- _Source excerpt_
* * * * *
Research Assistant @ LIP6 | 06/23 - 09/23 | Paris, FR |
During my time as a Research Assistant at the LIP6 laboratory (Sorbonne University/CNRS), my work focused on the cutting edge of dynamic topic modeling. The central challenge was to move beyond static snapshots of topics and develop methods that could truly capture and interpret the evolution of concepts in large-scale text archives, such as scientific literature.
Investigating the Aligned Neural Topic Model (ANTM)
My primary focus was conducting an in-depth investigation of the Aligned Neural Topic Model (ANTM), a novel architecture designed to overcome the limitations of traditional dynamic topic models.
The Problem: Existing models often struggle to represent topic evolution accurately. They typically assume a fixed number of topics over time and use global clustering methods, which can obscure the emergence of new topics or the fading of old ones.
The Solution (ANTM): ANTM introduces a more flexible, algorithmic approach. Its core innovation is an Aligned Clustering process:
- Time-Aware Embeddings: It begins by using powerful language models to create contextual vector representations for all documents.
- Sliding Window & Local Clustering: The documents are segmented into overlapping time frames. Within each frame, ANTM performs local, density-based clustering (using UMAP and HDBSCAN) to identify topics relevant to that specific period. This allows the number of topics to naturally vary over time.
- Alignment: The model then intelligently aligns semantically similar topics across consecutive time frames, creating coherent “evolving topic” threads.
My work involved a deep dive into this framework, analyzing its components and contributing to the experiments that demonstrated its superior performance in generating more coherent and diverse topics compared to state-of-the-art baselines.
* * * * *
- _Actions to take_
**A.** Reproduce the passage on the Aligned Neural Topic Model word for word, starting at "My work involved" and ending at "to state-of-the-art baselines.".
**B.** Carry on the passage on the Aligned Neural Topic Model from the point at which it stops.
* * * * *
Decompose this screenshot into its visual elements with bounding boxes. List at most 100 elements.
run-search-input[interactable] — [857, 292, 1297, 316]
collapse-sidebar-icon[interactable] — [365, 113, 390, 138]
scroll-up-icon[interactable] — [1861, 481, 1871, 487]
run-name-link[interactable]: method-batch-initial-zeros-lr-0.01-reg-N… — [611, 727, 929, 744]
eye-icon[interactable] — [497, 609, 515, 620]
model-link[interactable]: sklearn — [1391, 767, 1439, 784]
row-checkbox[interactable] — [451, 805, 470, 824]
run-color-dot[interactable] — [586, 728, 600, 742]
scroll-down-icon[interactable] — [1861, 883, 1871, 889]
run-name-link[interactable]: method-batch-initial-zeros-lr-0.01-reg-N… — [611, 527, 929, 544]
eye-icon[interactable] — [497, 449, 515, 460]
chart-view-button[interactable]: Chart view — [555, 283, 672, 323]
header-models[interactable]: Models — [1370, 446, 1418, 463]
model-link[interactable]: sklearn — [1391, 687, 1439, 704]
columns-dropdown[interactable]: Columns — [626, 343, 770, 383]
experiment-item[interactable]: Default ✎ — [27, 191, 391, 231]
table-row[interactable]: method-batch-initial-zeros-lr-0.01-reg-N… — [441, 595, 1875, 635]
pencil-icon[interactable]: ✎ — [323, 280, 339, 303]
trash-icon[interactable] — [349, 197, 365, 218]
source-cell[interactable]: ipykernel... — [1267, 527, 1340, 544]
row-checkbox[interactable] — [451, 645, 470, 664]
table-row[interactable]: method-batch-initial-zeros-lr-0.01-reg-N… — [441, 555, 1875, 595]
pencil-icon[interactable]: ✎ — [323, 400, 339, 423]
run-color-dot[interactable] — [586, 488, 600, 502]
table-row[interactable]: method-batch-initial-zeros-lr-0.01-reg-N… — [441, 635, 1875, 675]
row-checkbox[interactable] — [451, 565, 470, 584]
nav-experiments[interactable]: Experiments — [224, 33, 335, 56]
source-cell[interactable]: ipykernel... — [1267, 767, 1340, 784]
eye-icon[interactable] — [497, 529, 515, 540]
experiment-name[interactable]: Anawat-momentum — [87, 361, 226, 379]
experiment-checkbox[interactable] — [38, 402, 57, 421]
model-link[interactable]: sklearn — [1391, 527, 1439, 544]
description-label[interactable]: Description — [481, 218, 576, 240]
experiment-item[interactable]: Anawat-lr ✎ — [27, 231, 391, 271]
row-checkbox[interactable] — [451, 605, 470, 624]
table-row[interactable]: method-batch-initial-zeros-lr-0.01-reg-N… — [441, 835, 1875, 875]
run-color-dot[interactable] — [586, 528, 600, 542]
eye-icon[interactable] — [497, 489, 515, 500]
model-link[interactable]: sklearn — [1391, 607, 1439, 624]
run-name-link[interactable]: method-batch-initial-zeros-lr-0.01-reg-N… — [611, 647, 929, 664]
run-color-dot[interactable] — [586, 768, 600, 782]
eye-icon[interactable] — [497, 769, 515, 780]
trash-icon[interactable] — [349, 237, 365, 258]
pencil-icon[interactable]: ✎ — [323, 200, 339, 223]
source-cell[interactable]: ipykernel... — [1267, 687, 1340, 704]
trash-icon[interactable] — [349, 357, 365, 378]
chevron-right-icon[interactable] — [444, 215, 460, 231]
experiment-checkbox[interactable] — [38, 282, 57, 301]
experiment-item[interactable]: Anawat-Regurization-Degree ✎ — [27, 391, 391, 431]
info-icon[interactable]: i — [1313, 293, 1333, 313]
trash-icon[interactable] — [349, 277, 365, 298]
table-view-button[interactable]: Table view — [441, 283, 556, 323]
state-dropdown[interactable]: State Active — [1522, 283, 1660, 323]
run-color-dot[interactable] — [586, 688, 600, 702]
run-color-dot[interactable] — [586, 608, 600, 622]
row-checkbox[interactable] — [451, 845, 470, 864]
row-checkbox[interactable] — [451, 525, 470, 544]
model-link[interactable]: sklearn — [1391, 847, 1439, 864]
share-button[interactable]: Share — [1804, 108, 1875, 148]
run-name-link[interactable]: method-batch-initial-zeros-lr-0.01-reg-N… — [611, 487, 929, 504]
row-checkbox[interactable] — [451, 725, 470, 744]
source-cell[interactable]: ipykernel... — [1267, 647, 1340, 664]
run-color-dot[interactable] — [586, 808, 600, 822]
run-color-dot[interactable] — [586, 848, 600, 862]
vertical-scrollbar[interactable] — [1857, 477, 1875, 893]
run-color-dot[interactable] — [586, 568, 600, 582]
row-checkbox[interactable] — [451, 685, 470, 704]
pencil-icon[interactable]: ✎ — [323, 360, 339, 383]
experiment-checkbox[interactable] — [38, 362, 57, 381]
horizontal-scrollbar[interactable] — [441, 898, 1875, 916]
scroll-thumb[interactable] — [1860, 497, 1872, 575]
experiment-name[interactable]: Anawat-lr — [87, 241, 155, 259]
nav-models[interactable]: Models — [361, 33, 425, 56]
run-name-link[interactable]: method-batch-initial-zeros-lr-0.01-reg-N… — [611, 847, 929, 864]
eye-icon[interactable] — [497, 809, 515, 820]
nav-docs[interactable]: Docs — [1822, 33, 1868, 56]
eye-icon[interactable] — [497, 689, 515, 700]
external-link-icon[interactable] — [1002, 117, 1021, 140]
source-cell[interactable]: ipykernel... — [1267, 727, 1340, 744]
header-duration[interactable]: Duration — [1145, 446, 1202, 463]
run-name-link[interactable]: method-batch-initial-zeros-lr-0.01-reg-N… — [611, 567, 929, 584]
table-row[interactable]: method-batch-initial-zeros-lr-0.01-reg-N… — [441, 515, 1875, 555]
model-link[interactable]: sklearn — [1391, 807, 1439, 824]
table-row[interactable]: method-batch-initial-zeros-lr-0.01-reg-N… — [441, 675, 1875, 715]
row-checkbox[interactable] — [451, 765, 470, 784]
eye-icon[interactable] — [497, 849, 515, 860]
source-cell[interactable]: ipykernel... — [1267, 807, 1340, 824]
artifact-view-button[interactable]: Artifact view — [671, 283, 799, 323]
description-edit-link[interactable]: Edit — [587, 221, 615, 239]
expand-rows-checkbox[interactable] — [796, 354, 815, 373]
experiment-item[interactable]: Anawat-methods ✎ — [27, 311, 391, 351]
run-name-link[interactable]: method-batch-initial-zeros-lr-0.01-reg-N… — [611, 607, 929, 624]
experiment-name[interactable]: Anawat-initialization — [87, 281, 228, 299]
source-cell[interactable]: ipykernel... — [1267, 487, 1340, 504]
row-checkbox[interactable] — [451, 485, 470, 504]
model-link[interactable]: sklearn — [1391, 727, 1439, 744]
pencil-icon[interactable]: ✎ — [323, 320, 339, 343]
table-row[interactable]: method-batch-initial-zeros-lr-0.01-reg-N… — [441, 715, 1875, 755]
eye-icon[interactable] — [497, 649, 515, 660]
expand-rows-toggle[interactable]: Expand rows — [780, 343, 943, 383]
* * * * *
- _Responses in order_
**A.**
My work involved a deep dive into this framework, analyzing its components and contributing to the experiments that demonstrated its superior performance in generating more coherent and diverse topics compared to state-of-the-art baselines.

**B.**
Detecting Paradigm Shifts in Scientific Literature
Building on the capabilities of ANTM, I proposed and developed a methodology to use topic evolution as a means to detect major paradigm shifts in scientific fields. For example, how could we automatically identify the pivotal moment when “Transformers” began to supersede “RNNs” in NLP research?
My approach leverages the rich, temporal output of ANTM to identify signatures of such shifts within a large corpus like arXiv:
- Topic Emergence & Growth: A paradigm shift is often signaled by the rapid emergence of a new, highly coherent topic that quickly gains popularity (i.e., a high volume of associated papers).
- Topic Decline: Simultaneously, the previously dominant topic in that domain would show a marked decline in popularity.
- Semantic Drift: In some cases, a shift can be observed as a significant change in the core keywords of an existing topic, indicating that the field is redefining itself around new concepts.
This research explored how these quantitative signals, derived from ANTM’s output, can serve as powerful, automated indicators of scientific revolution.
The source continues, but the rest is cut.